**TASK INSTRUCTIONS**
Using the data beneath, show every line that includes the word "жизни".

** BEGIN INPUT **

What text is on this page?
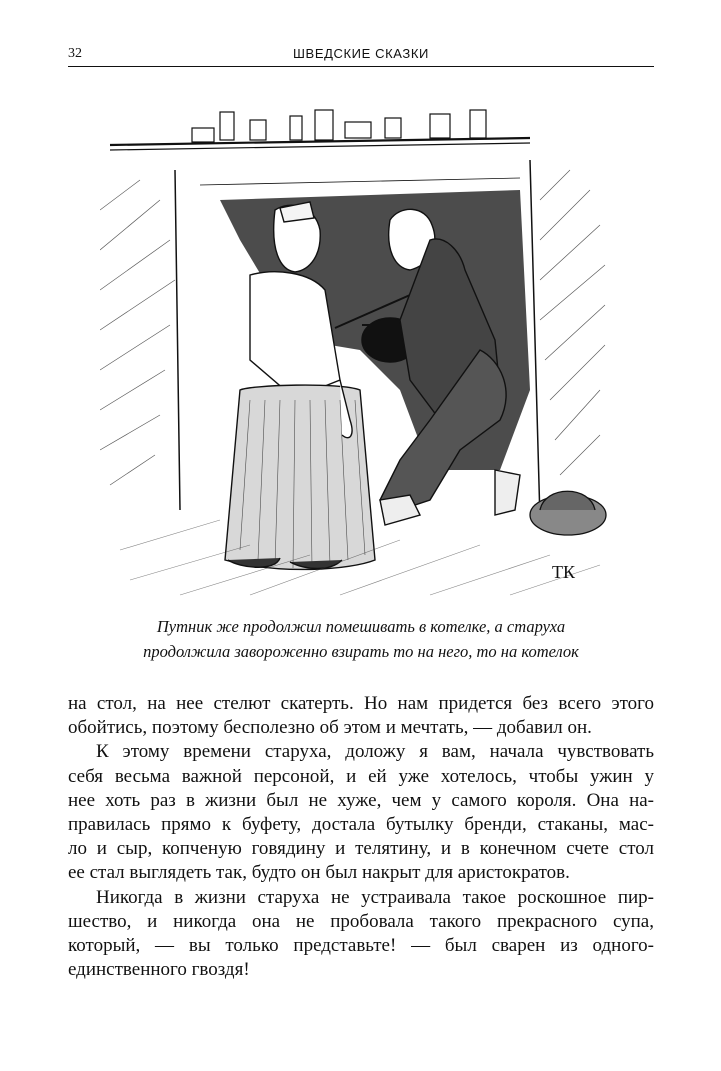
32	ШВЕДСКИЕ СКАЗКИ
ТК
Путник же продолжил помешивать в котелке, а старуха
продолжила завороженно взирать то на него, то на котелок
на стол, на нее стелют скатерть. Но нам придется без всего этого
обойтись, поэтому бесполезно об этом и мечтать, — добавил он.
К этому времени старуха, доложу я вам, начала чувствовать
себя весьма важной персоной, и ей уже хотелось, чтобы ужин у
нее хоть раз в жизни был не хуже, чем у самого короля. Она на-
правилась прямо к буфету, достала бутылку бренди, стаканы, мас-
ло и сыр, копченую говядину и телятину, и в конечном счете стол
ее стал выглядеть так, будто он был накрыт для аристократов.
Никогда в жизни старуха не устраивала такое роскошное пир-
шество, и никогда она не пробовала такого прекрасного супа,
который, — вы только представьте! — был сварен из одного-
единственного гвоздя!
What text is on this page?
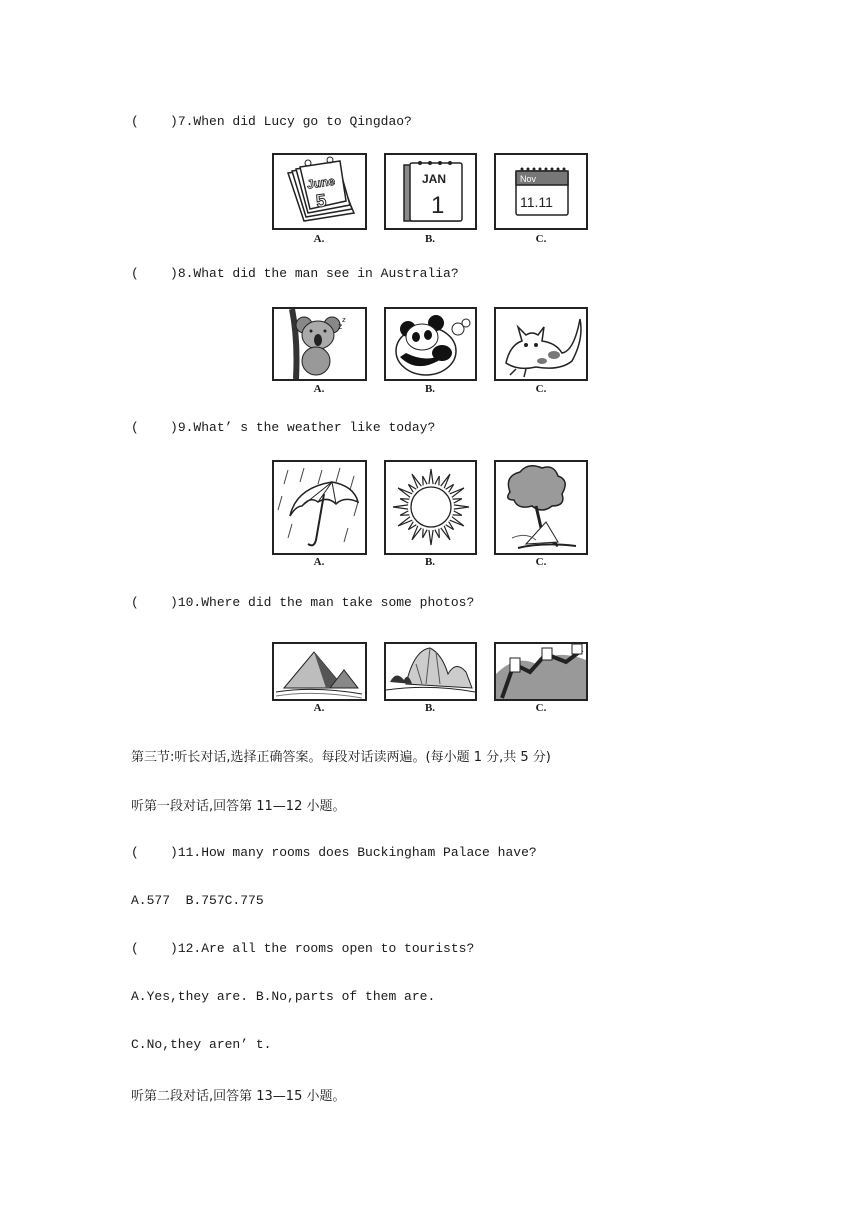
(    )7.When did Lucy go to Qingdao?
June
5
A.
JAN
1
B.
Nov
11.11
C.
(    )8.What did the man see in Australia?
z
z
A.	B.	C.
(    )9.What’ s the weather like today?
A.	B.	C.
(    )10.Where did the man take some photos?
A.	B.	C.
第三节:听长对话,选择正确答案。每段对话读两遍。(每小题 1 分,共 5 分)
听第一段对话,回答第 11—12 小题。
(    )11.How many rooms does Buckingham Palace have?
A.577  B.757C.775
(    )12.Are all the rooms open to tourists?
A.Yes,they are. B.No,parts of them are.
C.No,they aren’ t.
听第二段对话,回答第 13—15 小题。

** END INPUT **

**SOLUTION**
нее хоть раз в жизни был не хуже, чем у самого короля. Она на-
Никогда в жизни старуха не устраивала такое роскошное пир-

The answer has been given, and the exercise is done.